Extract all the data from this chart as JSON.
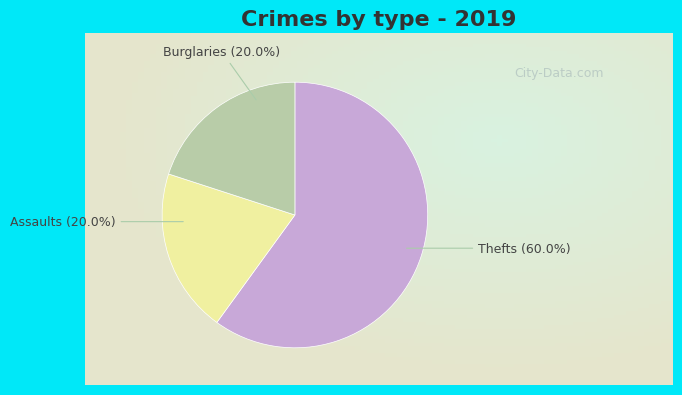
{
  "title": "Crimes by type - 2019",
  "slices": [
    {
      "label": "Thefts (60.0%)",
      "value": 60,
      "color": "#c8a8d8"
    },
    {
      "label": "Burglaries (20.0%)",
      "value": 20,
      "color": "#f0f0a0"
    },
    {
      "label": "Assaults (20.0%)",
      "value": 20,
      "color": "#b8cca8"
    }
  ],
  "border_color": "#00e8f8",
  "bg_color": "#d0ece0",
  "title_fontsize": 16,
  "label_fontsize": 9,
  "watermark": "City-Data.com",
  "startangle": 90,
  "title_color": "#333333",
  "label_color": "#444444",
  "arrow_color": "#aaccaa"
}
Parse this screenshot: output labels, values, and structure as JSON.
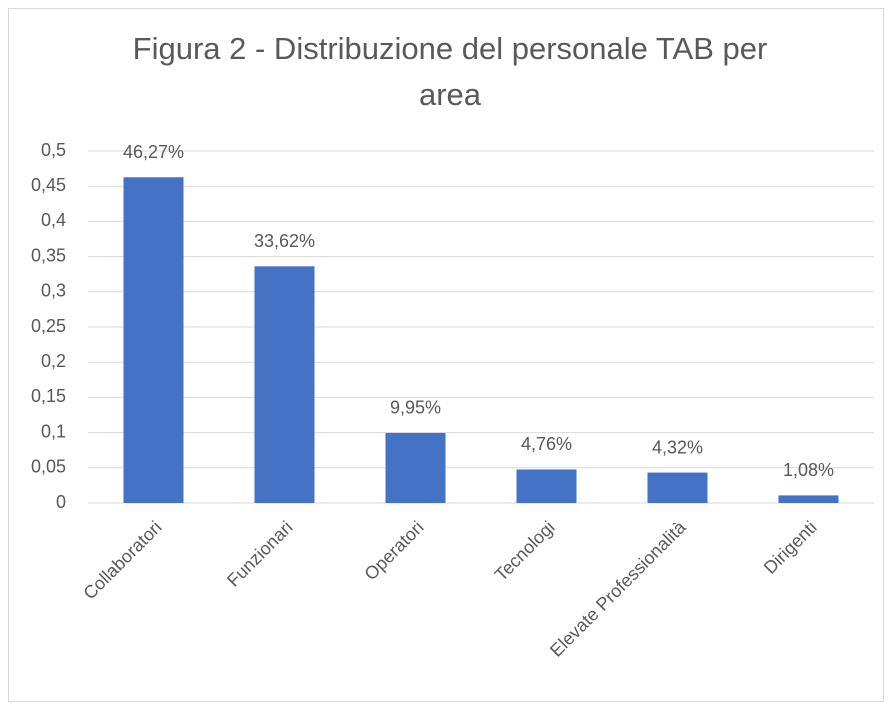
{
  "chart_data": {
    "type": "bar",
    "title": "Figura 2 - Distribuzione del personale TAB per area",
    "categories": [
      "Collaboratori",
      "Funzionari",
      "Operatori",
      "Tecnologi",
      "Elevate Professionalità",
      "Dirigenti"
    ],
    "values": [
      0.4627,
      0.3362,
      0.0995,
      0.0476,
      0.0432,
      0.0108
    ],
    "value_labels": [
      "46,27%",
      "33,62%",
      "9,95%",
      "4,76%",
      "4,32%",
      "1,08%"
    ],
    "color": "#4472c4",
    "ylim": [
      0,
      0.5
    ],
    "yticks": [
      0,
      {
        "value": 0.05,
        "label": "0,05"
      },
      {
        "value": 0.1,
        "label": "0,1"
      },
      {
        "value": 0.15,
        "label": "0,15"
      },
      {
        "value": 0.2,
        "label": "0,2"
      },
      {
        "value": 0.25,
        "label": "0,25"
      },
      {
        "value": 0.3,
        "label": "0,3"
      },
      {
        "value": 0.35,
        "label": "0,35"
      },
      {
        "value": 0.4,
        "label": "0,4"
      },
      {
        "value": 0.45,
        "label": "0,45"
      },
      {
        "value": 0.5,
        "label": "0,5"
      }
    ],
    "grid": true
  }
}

WHAT IS REQUIRED
Without the pictures, write out every entry precisely as it appears.

RESULT FOR THIS TASK
Extract all the data from this chart as JSON.
{
  "title": "Crimes by type - 2019",
  "slices": [
    {
      "label": "Thefts (60.0%)",
      "value": 60,
      "color": "#c8a8d8"
    },
    {
      "label": "Burglaries (20.0%)",
      "value": 20,
      "color": "#f0f0a0"
    },
    {
      "label": "Assaults (20.0%)",
      "value": 20,
      "color": "#b8cca8"
    }
  ],
  "border_color": "#00e8f8",
  "bg_color": "#d0ece0",
  "title_fontsize": 16,
  "label_fontsize": 9,
  "watermark": "City-Data.com",
  "startangle": 90,
  "title_color": "#333333",
  "label_color": "#444444",
  "arrow_color": "#aaccaa"
}
Parse this screenshot: output labels, values, and structure as JSON.
{
  "chart_data": {
    "type": "bar",
    "title": "Figura 2 - Distribuzione del personale TAB per area",
    "categories": [
      "Collaboratori",
      "Funzionari",
      "Operatori",
      "Tecnologi",
      "Elevate Professionalità",
      "Dirigenti"
    ],
    "values": [
      0.4627,
      0.3362,
      0.0995,
      0.0476,
      0.0432,
      0.0108
    ],
    "value_labels": [
      "46,27%",
      "33,62%",
      "9,95%",
      "4,76%",
      "4,32%",
      "1,08%"
    ],
    "color": "#4472c4",
    "ylim": [
      0,
      0.5
    ],
    "yticks": [
      0,
      {
        "value": 0.05,
        "label": "0,05"
      },
      {
        "value": 0.1,
        "label": "0,1"
      },
      {
        "value": 0.15,
        "label": "0,15"
      },
      {
        "value": 0.2,
        "label": "0,2"
      },
      {
        "value": 0.25,
        "label": "0,25"
      },
      {
        "value": 0.3,
        "label": "0,3"
      },
      {
        "value": 0.35,
        "label": "0,35"
      },
      {
        "value": 0.4,
        "label": "0,4"
      },
      {
        "value": 0.45,
        "label": "0,45"
      },
      {
        "value": 0.5,
        "label": "0,5"
      }
    ],
    "grid": true
  }
}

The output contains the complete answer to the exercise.